> EXERCISE: Extract the full listing verbatim and drop any pictures from your copy.

[Extracted data entries]
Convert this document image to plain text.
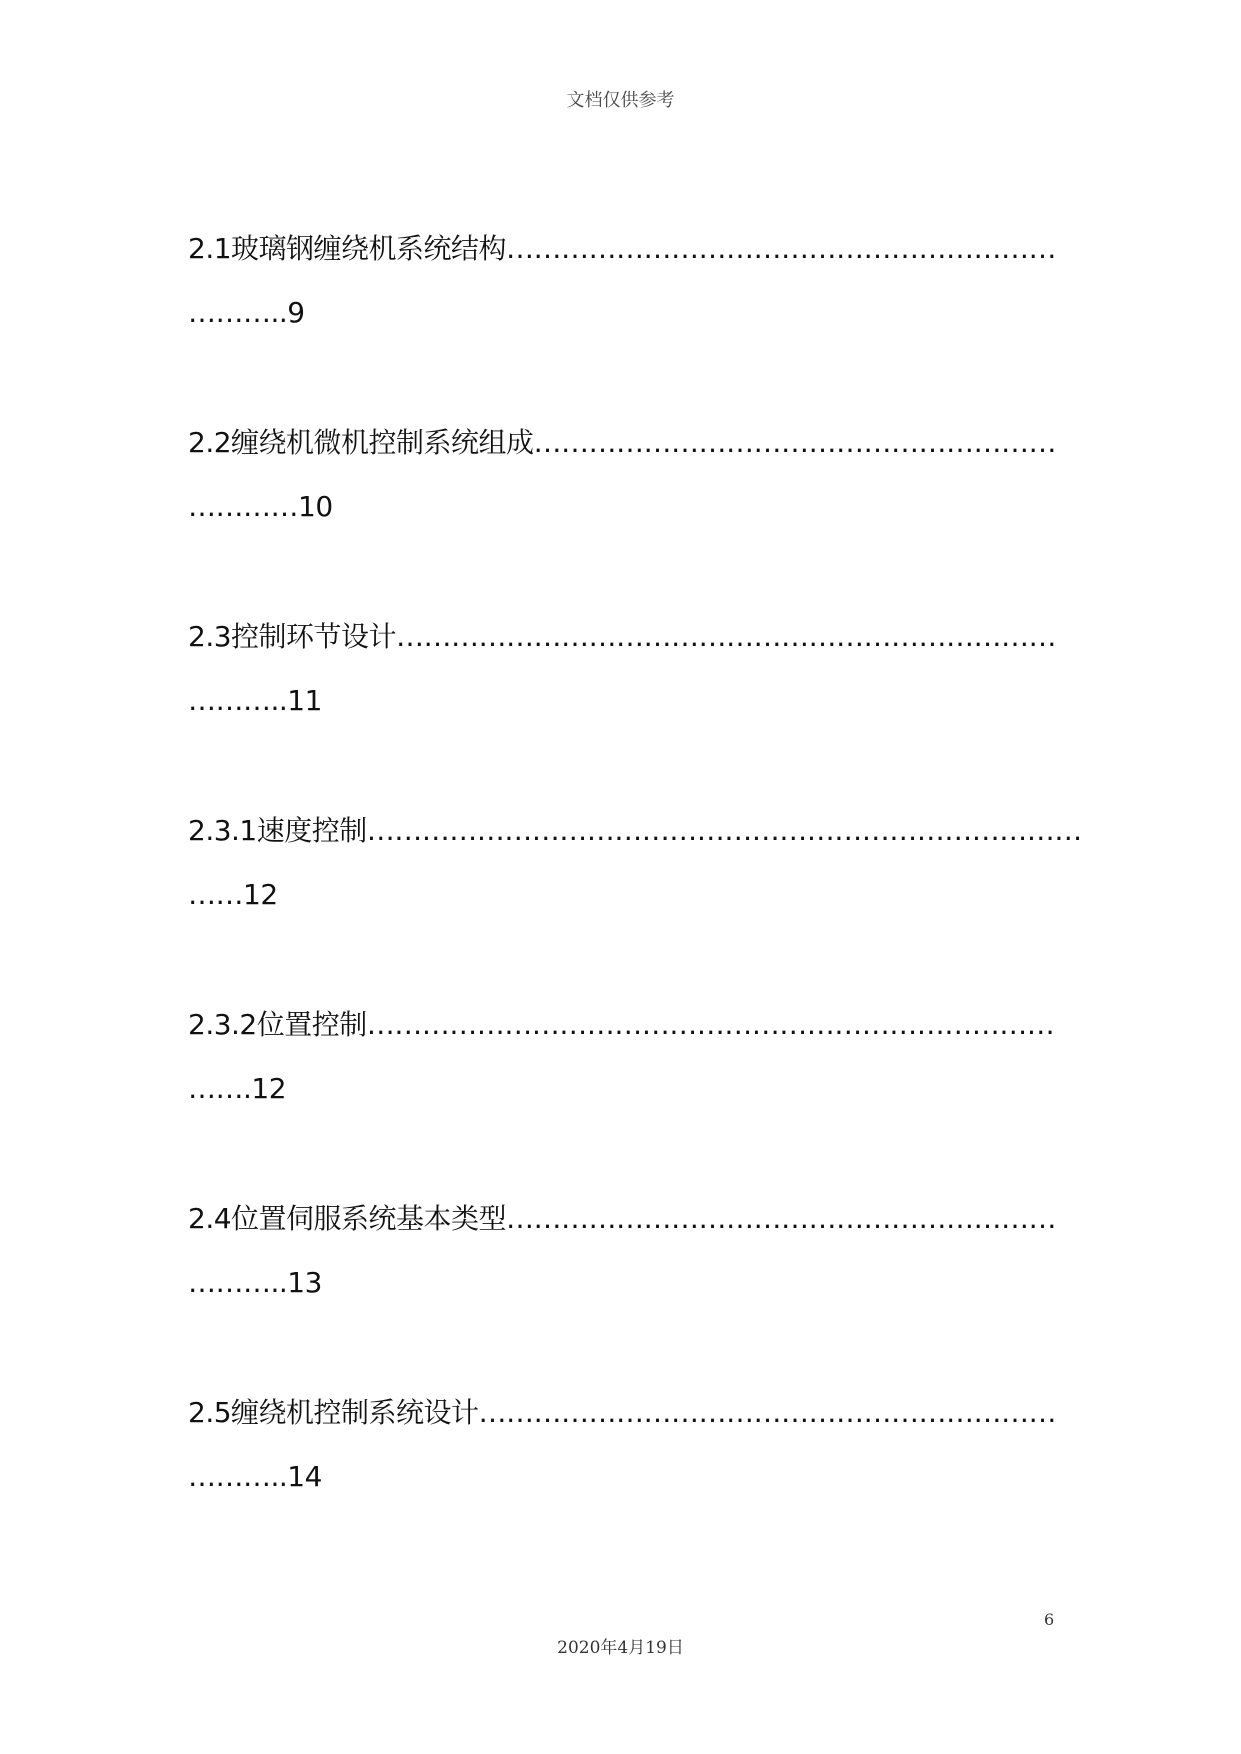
文档仅供参考
2.1玻璃钢缠绕机系统结构……………………………………………………
………..9
2.2缠绕机微机控制系统组成…………………………………………………
…………10
2.3控制环节设计………………………………………………………………
………..11
2.3.1速度控制……………………………………………………………………
……12
2.3.2位置控制…………………………………………………………………
…….12
2.4位置伺服系统基本类型……………………………………………………
………..13
2.5缠绕机控制系统设计………………………………………………………
………..14
6
2020年4月19日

> WRITTEN ANSWER:
Convert this document image to plain text.
文档仅供参考
2.1玻璃钢缠绕机系统结构……………………………………………………
………..9
2.2缠绕机微机控制系统组成…………………………………………………
…………10
2.3控制环节设计………………………………………………………………
………..11
2.3.1速度控制……………………………………………………………………
……12
2.3.2位置控制…………………………………………………………………
…….12
2.4位置伺服系统基本类型……………………………………………………
………..13
2.5缠绕机控制系统设计………………………………………………………
………..14
6
2020年4月19日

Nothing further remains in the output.